◆ Aim of the exercise
Please reproduce every line of the material below without any change.

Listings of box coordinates
— START —
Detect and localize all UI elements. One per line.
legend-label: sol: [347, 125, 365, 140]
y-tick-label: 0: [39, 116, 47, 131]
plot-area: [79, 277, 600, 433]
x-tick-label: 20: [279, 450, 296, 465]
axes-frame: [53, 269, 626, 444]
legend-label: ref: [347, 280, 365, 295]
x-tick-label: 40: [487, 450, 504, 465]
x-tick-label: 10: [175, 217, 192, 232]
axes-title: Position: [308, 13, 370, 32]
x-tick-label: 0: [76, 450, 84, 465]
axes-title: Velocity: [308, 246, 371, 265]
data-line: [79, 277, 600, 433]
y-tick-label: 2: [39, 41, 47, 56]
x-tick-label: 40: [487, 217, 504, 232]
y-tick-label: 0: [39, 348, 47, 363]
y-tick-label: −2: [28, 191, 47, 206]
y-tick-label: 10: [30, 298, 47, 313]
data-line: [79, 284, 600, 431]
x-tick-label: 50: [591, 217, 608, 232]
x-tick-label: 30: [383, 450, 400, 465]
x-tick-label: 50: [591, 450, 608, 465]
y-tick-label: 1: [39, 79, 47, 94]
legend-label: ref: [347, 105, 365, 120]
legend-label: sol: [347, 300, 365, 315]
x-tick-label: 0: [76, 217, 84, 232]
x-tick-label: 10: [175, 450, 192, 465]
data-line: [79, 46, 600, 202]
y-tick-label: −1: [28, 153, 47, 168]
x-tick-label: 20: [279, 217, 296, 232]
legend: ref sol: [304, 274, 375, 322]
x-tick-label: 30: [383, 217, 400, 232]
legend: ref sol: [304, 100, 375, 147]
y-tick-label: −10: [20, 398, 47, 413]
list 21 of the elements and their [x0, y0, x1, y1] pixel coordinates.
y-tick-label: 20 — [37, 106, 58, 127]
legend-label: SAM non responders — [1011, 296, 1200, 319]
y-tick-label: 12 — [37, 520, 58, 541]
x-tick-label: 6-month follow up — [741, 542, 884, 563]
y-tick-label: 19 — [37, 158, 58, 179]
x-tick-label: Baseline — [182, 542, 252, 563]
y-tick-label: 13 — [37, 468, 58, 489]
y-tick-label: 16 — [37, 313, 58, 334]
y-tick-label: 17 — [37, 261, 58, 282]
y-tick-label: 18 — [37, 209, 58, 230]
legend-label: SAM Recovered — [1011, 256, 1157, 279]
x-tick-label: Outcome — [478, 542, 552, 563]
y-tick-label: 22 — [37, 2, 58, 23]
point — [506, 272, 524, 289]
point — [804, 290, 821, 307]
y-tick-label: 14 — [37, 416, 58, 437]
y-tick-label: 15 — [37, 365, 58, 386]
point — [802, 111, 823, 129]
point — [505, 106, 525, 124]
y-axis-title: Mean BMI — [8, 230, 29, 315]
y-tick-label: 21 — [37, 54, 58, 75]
— END —
◆ Exercise response
Detect and localize all UI elements. One per line.
legend-label: sol: [347, 125, 365, 140]
y-tick-label: 0: [39, 116, 47, 131]
plot-area: [79, 277, 600, 433]
x-tick-label: 20: [279, 450, 296, 465]
axes-frame: [53, 269, 626, 444]
legend-label: ref: [347, 280, 365, 295]
x-tick-label: 40: [487, 450, 504, 465]
x-tick-label: 10: [175, 217, 192, 232]
axes-title: Position: [308, 13, 370, 32]
x-tick-label: 0: [76, 450, 84, 465]
axes-title: Velocity: [308, 246, 371, 265]
data-line: [79, 277, 600, 433]
y-tick-label: 2: [39, 41, 47, 56]
x-tick-label: 40: [487, 217, 504, 232]
y-tick-label: 0: [39, 348, 47, 363]
y-tick-label: −2: [28, 191, 47, 206]
y-tick-label: 10: [30, 298, 47, 313]
data-line: [79, 284, 600, 431]
x-tick-label: 50: [591, 217, 608, 232]
x-tick-label: 30: [383, 450, 400, 465]
x-tick-label: 50: [591, 450, 608, 465]
y-tick-label: 1: [39, 79, 47, 94]
legend-label: ref: [347, 105, 365, 120]
legend-label: sol: [347, 300, 365, 315]
x-tick-label: 0: [76, 217, 84, 232]
x-tick-label: 10: [175, 450, 192, 465]
data-line: [79, 46, 600, 202]
y-tick-label: −1: [28, 153, 47, 168]
x-tick-label: 20: [279, 217, 296, 232]
legend: ref sol: [304, 274, 375, 322]
x-tick-label: 30: [383, 217, 400, 232]
legend: ref sol: [304, 100, 375, 147]
y-tick-label: −10: [20, 398, 47, 413]
list 21 of the elements and their [x0, y0, x1, y1] pixel coordinates.
y-tick-label: 20 — [37, 106, 58, 127]
legend-label: SAM non responders — [1011, 296, 1200, 319]
y-tick-label: 12 — [37, 520, 58, 541]
x-tick-label: 6-month follow up — [741, 542, 884, 563]
y-tick-label: 19 — [37, 158, 58, 179]
x-tick-label: Baseline — [182, 542, 252, 563]
y-tick-label: 13 — [37, 468, 58, 489]
y-tick-label: 16 — [37, 313, 58, 334]
y-tick-label: 17 — [37, 261, 58, 282]
y-tick-label: 18 — [37, 209, 58, 230]
legend-label: SAM Recovered — [1011, 256, 1157, 279]
x-tick-label: Outcome — [478, 542, 552, 563]
y-tick-label: 22 — [37, 2, 58, 23]
point — [506, 272, 524, 289]
point — [804, 290, 821, 307]
y-tick-label: 14 — [37, 416, 58, 437]
y-tick-label: 15 — [37, 365, 58, 386]
point — [802, 111, 823, 129]
point — [505, 106, 525, 124]
y-axis-title: Mean BMI — [8, 230, 29, 315]
y-tick-label: 21 — [37, 54, 58, 75]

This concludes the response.